((

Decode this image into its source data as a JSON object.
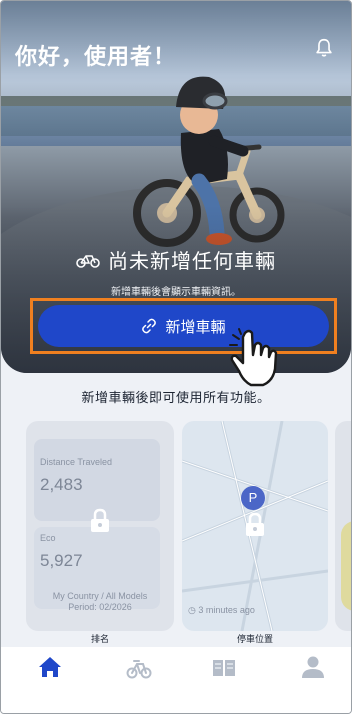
{
  "header": {
    "greeting": "你好，使用者！",
    "notification_icon": "bell-icon"
  },
  "hero": {
    "empty_title": "尚未新增任何車輛",
    "empty_subtitle": "新增車輛後會顯示車輛資訊。",
    "add_button_label": "新增車輛",
    "add_button_icon": "link-icon",
    "empty_icon": "bicycle-icon"
  },
  "info_text": "新增車輛後即可使用所有功能。",
  "cards": [
    {
      "label": "排名",
      "distance_label": "Distance Traveled",
      "distance_value": "2,483",
      "eco_label": "Eco",
      "eco_value": "5,927",
      "footer_line1": "My Country / All Models",
      "footer_line2": "Period: 02/2026"
    },
    {
      "label": "停車位置",
      "pin_letter": "P",
      "time_text": "3 minutes ago"
    },
    {
      "label": ""
    }
  ],
  "nav": {
    "items": [
      {
        "icon": "home-icon",
        "active": true
      },
      {
        "icon": "scooter-icon",
        "active": false
      },
      {
        "icon": "book-icon",
        "active": false
      },
      {
        "icon": "profile-icon",
        "active": false
      }
    ]
  },
  "colors": {
    "accent": "#1f47c9",
    "highlight": "#f08020",
    "nav_active": "#1f47c9",
    "nav_inactive": "#b4bcc8"
  }
}
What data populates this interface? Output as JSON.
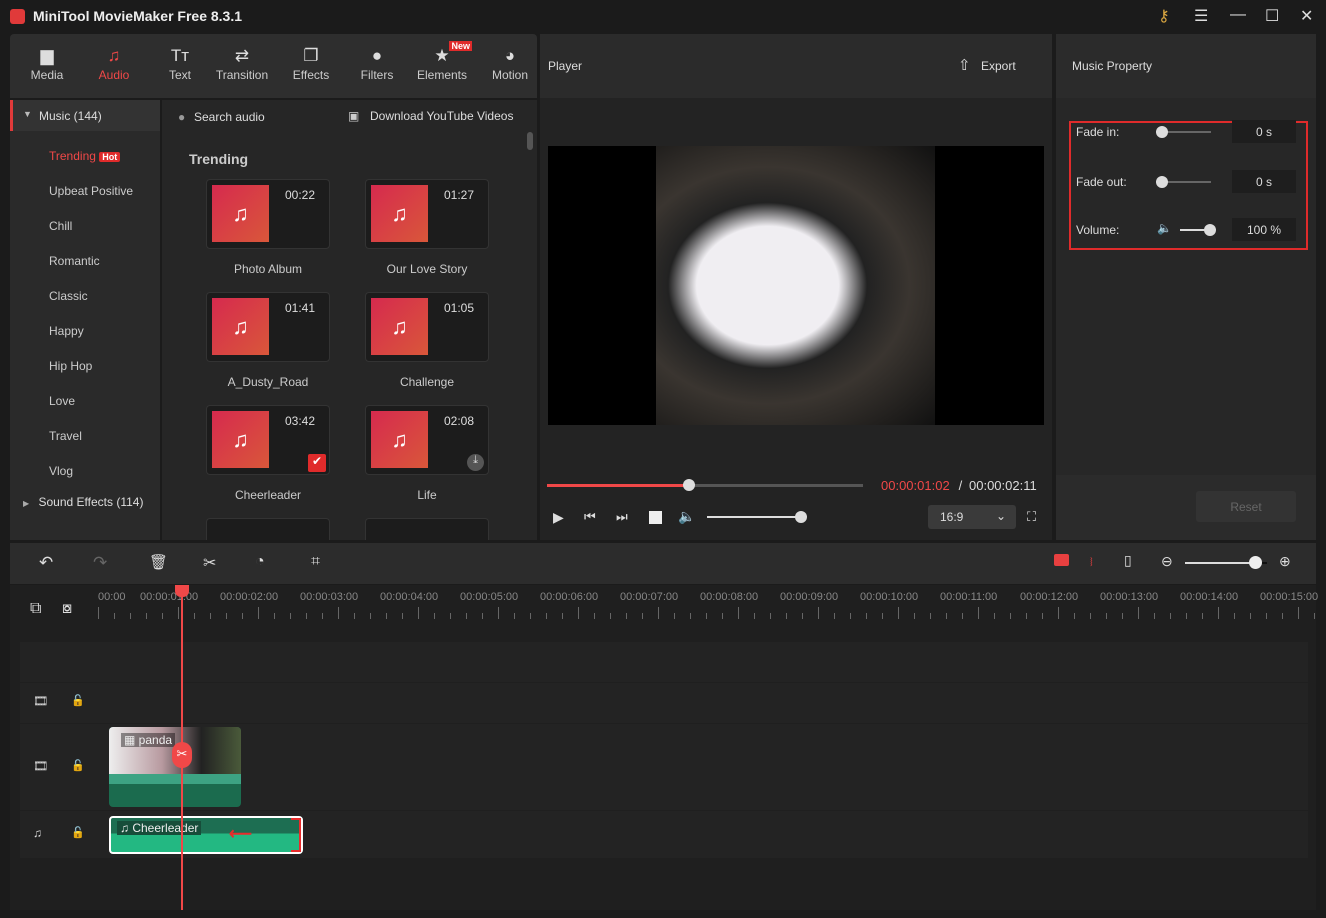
{
  "app": {
    "title": "MiniTool MovieMaker Free 8.3.1"
  },
  "toolbar": [
    {
      "label": "Media",
      "icon": "folder-icon"
    },
    {
      "label": "Audio",
      "icon": "music-icon",
      "active": true
    },
    {
      "label": "Text",
      "icon": "text-icon"
    },
    {
      "label": "Transition",
      "icon": "transition-icon"
    },
    {
      "label": "Effects",
      "icon": "effects-icon"
    },
    {
      "label": "Filters",
      "icon": "filters-icon"
    },
    {
      "label": "Elements",
      "icon": "elements-icon",
      "badge": "New"
    },
    {
      "label": "Motion",
      "icon": "motion-icon"
    }
  ],
  "sidebar": {
    "music": "Music (144)",
    "items": [
      "Trending",
      "Upbeat Positive",
      "Chill",
      "Romantic",
      "Classic",
      "Happy",
      "Hip Hop",
      "Love",
      "Travel",
      "Vlog"
    ],
    "hot": "Hot",
    "sound_effects": "Sound Effects (114)"
  },
  "library": {
    "search": "Search audio",
    "download": "Download YouTube Videos",
    "heading": "Trending",
    "items": [
      {
        "name": "Photo Album",
        "duration": "00:22"
      },
      {
        "name": "Our Love Story",
        "duration": "01:27"
      },
      {
        "name": "A_Dusty_Road",
        "duration": "01:41"
      },
      {
        "name": "Challenge",
        "duration": "01:05"
      },
      {
        "name": "Cheerleader",
        "duration": "03:42",
        "status": "added"
      },
      {
        "name": "Life",
        "duration": "02:08",
        "status": "download"
      }
    ]
  },
  "player": {
    "title": "Player",
    "export": "Export",
    "current": "00:00:01:02",
    "separator": " / ",
    "total": "00:00:02:11",
    "progress": 0.45,
    "volume": 1.0,
    "aspect": "16:9"
  },
  "music_property": {
    "title": "Music Property",
    "fade_in_label": "Fade in:",
    "fade_in": "0 s",
    "fade_out_label": "Fade out:",
    "fade_out": "0 s",
    "volume_label": "Volume:",
    "volume": "100 %",
    "reset": "Reset"
  },
  "timeline": {
    "ruler": [
      "00:00",
      "00:00:01:00",
      "00:00:02:00",
      "00:00:03:00",
      "00:00:04:00",
      "00:00:05:00",
      "00:00:06:00",
      "00:00:07:00",
      "00:00:08:00",
      "00:00:09:00",
      "00:00:10:00",
      "00:00:11:00",
      "00:00:12:00",
      "00:00:13:00",
      "00:00:14:00",
      "00:00:15:00"
    ],
    "video_clip": "panda",
    "audio_clip": "Cheerleader",
    "zoom": 0.85
  }
}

))

SET PROBLEM ▸ Send back the data above word for word, with the pictures left out.

FINISHED EXERCISE ▸
Decode this image into its source data as a JSON object.
{
  "header": {
    "greeting": "你好，使用者！",
    "notification_icon": "bell-icon"
  },
  "hero": {
    "empty_title": "尚未新增任何車輛",
    "empty_subtitle": "新增車輛後會顯示車輛資訊。",
    "add_button_label": "新增車輛",
    "add_button_icon": "link-icon",
    "empty_icon": "bicycle-icon"
  },
  "info_text": "新增車輛後即可使用所有功能。",
  "cards": [
    {
      "label": "排名",
      "distance_label": "Distance Traveled",
      "distance_value": "2,483",
      "eco_label": "Eco",
      "eco_value": "5,927",
      "footer_line1": "My Country / All Models",
      "footer_line2": "Period: 02/2026"
    },
    {
      "label": "停車位置",
      "pin_letter": "P",
      "time_text": "3 minutes ago"
    },
    {
      "label": ""
    }
  ],
  "nav": {
    "items": [
      {
        "icon": "home-icon",
        "active": true
      },
      {
        "icon": "scooter-icon",
        "active": false
      },
      {
        "icon": "book-icon",
        "active": false
      },
      {
        "icon": "profile-icon",
        "active": false
      }
    ]
  },
  "colors": {
    "accent": "#1f47c9",
    "highlight": "#f08020",
    "nav_active": "#1f47c9",
    "nav_inactive": "#b4bcc8"
  }
}
What data populates this interface? Output as JSON.
{
  "app": {
    "title": "MiniTool MovieMaker Free 8.3.1"
  },
  "toolbar": [
    {
      "label": "Media",
      "icon": "folder-icon"
    },
    {
      "label": "Audio",
      "icon": "music-icon",
      "active": true
    },
    {
      "label": "Text",
      "icon": "text-icon"
    },
    {
      "label": "Transition",
      "icon": "transition-icon"
    },
    {
      "label": "Effects",
      "icon": "effects-icon"
    },
    {
      "label": "Filters",
      "icon": "filters-icon"
    },
    {
      "label": "Elements",
      "icon": "elements-icon",
      "badge": "New"
    },
    {
      "label": "Motion",
      "icon": "motion-icon"
    }
  ],
  "sidebar": {
    "music": "Music (144)",
    "items": [
      "Trending",
      "Upbeat Positive",
      "Chill",
      "Romantic",
      "Classic",
      "Happy",
      "Hip Hop",
      "Love",
      "Travel",
      "Vlog"
    ],
    "hot": "Hot",
    "sound_effects": "Sound Effects (114)"
  },
  "library": {
    "search": "Search audio",
    "download": "Download YouTube Videos",
    "heading": "Trending",
    "items": [
      {
        "name": "Photo Album",
        "duration": "00:22"
      },
      {
        "name": "Our Love Story",
        "duration": "01:27"
      },
      {
        "name": "A_Dusty_Road",
        "duration": "01:41"
      },
      {
        "name": "Challenge",
        "duration": "01:05"
      },
      {
        "name": "Cheerleader",
        "duration": "03:42",
        "status": "added"
      },
      {
        "name": "Life",
        "duration": "02:08",
        "status": "download"
      }
    ]
  },
  "player": {
    "title": "Player",
    "export": "Export",
    "current": "00:00:01:02",
    "separator": " / ",
    "total": "00:00:02:11",
    "progress": 0.45,
    "volume": 1.0,
    "aspect": "16:9"
  },
  "music_property": {
    "title": "Music Property",
    "fade_in_label": "Fade in:",
    "fade_in": "0 s",
    "fade_out_label": "Fade out:",
    "fade_out": "0 s",
    "volume_label": "Volume:",
    "volume": "100 %",
    "reset": "Reset"
  },
  "timeline": {
    "ruler": [
      "00:00",
      "00:00:01:00",
      "00:00:02:00",
      "00:00:03:00",
      "00:00:04:00",
      "00:00:05:00",
      "00:00:06:00",
      "00:00:07:00",
      "00:00:08:00",
      "00:00:09:00",
      "00:00:10:00",
      "00:00:11:00",
      "00:00:12:00",
      "00:00:13:00",
      "00:00:14:00",
      "00:00:15:00"
    ],
    "video_clip": "panda",
    "audio_clip": "Cheerleader",
    "zoom": 0.85
  }
}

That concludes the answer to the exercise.